EXERCISE DETAILS:
Update the entries from the first one up to and including the line with "wind-barb bbox=[298, 115, 302, 130]" by replacing "wind-barb-flag" with "barb-flag" and leaving everything else unchanged. Return only those lines.
▶
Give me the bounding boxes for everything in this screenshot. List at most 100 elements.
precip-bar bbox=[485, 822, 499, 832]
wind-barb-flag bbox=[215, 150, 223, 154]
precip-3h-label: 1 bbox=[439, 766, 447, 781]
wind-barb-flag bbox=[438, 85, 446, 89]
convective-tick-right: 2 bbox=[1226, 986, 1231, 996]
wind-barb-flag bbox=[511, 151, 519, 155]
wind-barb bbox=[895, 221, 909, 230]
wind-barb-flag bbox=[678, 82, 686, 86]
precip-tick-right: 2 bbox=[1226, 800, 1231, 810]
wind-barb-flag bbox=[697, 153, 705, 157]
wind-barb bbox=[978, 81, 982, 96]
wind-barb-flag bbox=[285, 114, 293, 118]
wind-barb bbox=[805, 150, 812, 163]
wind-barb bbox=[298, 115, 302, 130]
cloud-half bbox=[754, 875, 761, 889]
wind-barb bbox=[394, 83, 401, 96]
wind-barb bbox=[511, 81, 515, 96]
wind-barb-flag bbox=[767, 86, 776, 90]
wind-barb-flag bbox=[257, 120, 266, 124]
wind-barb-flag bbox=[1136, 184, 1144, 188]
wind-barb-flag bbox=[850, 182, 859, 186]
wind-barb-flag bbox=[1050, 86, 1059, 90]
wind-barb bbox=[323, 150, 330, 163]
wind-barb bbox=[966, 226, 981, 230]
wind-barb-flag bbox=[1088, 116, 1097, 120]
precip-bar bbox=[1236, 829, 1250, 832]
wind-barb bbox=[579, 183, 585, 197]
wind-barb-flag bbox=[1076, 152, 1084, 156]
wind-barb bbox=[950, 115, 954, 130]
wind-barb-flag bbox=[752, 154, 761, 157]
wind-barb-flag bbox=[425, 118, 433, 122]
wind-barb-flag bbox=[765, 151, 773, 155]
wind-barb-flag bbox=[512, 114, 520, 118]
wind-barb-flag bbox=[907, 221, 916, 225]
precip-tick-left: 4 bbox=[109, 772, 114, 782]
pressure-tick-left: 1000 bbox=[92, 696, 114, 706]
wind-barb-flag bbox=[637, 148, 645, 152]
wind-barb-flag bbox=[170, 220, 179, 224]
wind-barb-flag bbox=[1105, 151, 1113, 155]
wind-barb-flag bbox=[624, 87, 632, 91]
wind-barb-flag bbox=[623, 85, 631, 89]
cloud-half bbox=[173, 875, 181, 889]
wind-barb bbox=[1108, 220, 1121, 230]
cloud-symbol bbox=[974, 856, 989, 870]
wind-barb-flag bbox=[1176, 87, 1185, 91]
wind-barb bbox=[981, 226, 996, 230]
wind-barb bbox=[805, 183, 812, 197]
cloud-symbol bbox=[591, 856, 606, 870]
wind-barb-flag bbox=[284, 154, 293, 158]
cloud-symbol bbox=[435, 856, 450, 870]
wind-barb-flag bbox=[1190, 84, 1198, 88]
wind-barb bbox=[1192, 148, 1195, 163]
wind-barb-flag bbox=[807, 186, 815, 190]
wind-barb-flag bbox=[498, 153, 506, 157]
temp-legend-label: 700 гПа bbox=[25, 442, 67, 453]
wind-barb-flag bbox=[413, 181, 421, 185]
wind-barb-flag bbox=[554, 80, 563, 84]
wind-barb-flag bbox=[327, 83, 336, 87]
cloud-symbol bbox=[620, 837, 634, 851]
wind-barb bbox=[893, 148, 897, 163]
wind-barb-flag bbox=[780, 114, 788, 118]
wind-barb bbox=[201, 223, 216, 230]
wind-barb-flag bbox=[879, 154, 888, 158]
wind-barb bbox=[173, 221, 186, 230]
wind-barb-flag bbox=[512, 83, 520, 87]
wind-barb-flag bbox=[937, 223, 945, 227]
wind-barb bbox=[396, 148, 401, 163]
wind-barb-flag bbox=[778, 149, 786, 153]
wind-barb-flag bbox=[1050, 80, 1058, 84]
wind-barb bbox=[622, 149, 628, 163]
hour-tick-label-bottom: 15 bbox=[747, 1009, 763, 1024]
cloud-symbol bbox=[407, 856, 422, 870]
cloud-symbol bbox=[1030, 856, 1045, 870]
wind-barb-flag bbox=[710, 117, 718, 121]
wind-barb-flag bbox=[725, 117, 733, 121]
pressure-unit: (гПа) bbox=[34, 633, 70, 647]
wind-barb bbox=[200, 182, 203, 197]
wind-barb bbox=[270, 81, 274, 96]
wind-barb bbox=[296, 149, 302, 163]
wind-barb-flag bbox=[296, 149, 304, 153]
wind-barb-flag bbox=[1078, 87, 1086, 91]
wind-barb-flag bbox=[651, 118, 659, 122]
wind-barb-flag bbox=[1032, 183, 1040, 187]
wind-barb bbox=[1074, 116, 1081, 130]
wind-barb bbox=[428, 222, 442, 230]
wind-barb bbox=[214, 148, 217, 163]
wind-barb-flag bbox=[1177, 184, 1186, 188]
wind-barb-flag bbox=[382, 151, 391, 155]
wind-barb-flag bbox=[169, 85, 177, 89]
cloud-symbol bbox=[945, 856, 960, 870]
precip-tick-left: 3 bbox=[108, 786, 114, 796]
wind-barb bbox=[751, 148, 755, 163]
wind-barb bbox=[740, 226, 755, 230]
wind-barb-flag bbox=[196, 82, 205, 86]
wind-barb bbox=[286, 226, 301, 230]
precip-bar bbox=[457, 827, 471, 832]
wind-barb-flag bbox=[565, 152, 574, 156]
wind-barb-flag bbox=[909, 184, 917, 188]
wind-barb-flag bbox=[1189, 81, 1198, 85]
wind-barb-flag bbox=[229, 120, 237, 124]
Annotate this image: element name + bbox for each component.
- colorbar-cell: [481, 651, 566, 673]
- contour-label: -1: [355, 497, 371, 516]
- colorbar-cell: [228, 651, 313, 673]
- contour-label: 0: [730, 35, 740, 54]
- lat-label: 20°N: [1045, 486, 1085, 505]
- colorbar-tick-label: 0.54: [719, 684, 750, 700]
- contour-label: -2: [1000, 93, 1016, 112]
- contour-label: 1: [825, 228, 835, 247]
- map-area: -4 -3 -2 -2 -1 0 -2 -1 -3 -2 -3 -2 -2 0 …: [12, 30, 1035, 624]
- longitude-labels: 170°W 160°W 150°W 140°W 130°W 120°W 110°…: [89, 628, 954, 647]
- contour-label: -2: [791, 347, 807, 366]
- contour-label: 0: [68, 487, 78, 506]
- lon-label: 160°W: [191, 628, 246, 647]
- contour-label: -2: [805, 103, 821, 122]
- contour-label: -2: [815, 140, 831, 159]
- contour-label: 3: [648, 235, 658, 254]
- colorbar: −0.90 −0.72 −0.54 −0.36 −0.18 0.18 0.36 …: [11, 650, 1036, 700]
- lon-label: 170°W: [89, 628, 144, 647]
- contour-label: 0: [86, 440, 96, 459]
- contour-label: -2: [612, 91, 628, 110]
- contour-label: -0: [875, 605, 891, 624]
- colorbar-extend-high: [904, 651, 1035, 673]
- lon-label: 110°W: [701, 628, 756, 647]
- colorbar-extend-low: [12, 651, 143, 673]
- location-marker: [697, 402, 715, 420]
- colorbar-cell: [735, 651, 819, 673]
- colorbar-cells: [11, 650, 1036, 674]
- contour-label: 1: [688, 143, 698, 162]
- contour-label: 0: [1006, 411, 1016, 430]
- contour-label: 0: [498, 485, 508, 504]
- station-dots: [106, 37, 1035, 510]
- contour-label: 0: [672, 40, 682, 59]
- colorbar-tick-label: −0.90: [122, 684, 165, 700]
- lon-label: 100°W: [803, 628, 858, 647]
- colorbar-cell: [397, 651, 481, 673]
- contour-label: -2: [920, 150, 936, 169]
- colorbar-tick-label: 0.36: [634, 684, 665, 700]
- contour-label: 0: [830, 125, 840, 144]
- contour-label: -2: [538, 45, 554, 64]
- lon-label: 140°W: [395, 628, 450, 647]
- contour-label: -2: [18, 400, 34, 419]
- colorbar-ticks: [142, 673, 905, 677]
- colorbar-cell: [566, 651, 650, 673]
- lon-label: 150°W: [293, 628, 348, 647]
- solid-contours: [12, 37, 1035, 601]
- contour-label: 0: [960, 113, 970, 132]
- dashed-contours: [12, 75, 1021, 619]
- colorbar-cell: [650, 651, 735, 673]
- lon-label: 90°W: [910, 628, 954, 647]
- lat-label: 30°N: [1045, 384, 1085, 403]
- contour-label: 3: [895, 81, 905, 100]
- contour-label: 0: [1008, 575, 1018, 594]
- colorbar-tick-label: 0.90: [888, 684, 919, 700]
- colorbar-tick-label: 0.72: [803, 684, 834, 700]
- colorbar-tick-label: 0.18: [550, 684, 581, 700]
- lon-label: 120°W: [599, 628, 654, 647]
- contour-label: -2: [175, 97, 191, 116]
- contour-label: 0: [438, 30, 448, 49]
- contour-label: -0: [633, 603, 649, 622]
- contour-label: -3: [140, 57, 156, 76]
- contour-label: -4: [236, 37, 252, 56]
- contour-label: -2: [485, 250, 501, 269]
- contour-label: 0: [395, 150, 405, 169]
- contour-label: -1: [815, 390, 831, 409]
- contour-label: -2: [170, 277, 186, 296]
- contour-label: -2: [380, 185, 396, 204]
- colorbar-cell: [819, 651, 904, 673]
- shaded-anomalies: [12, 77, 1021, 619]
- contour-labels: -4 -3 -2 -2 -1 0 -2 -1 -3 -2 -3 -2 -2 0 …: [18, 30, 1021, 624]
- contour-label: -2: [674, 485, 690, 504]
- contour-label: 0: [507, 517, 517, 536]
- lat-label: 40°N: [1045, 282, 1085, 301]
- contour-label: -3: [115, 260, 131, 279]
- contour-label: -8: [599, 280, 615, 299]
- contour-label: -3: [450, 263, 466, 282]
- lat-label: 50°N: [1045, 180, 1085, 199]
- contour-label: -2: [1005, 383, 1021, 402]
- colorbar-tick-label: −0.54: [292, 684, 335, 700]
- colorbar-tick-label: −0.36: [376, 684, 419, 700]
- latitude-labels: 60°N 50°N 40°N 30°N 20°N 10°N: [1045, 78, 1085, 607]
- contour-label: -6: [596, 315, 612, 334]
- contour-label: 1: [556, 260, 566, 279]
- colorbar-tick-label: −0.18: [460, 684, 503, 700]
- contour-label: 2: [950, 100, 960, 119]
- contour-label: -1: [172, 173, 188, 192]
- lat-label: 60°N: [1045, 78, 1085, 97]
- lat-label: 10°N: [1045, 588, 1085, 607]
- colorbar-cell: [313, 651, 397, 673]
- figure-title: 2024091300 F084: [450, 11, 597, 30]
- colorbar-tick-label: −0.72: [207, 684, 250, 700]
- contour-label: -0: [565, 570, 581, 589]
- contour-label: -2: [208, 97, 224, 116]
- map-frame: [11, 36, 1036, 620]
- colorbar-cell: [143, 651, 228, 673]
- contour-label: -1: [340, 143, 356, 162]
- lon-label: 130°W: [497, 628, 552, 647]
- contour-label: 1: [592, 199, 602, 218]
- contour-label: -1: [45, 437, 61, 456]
◀
RESULT OF THE EXERCISE:
Give me the bounding boxes for everything in this screenshot. List at most 100 elements.
precip-bar bbox=[485, 822, 499, 832]
barb-flag bbox=[215, 150, 223, 154]
precip-3h-label: 1 bbox=[439, 766, 447, 781]
barb-flag bbox=[438, 85, 446, 89]
convective-tick-right: 2 bbox=[1226, 986, 1231, 996]
barb-flag bbox=[511, 151, 519, 155]
wind-barb bbox=[895, 221, 909, 230]
barb-flag bbox=[678, 82, 686, 86]
precip-tick-right: 2 bbox=[1226, 800, 1231, 810]
barb-flag bbox=[697, 153, 705, 157]
wind-barb bbox=[978, 81, 982, 96]
barb-flag bbox=[285, 114, 293, 118]
wind-barb bbox=[805, 150, 812, 163]
wind-barb bbox=[298, 115, 302, 130]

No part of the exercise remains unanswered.